- _EXERCISE DIRECTIONS_
Report how many lines of the records below include the word "this". Give nothing but the number.

Saved entries
====

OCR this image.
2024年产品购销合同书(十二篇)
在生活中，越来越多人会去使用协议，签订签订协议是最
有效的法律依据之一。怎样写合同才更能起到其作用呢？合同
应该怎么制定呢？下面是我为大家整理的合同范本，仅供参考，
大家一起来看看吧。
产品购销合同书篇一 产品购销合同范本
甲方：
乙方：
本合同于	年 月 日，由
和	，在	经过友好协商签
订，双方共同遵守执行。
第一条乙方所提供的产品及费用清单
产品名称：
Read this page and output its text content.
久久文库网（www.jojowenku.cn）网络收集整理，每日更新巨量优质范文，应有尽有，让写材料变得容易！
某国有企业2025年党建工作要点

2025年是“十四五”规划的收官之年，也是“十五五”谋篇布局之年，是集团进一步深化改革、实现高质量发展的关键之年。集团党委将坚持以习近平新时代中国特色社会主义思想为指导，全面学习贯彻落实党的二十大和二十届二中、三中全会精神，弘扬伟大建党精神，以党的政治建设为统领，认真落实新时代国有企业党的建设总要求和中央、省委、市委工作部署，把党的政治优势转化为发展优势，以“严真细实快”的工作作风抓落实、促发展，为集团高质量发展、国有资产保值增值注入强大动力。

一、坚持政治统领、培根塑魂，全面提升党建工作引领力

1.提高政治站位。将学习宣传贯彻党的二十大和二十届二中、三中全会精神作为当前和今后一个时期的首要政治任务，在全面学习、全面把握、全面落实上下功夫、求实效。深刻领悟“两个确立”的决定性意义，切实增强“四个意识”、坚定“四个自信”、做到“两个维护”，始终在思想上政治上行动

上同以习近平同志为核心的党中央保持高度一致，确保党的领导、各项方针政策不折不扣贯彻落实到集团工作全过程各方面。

====

- _FINAL RESULT_
2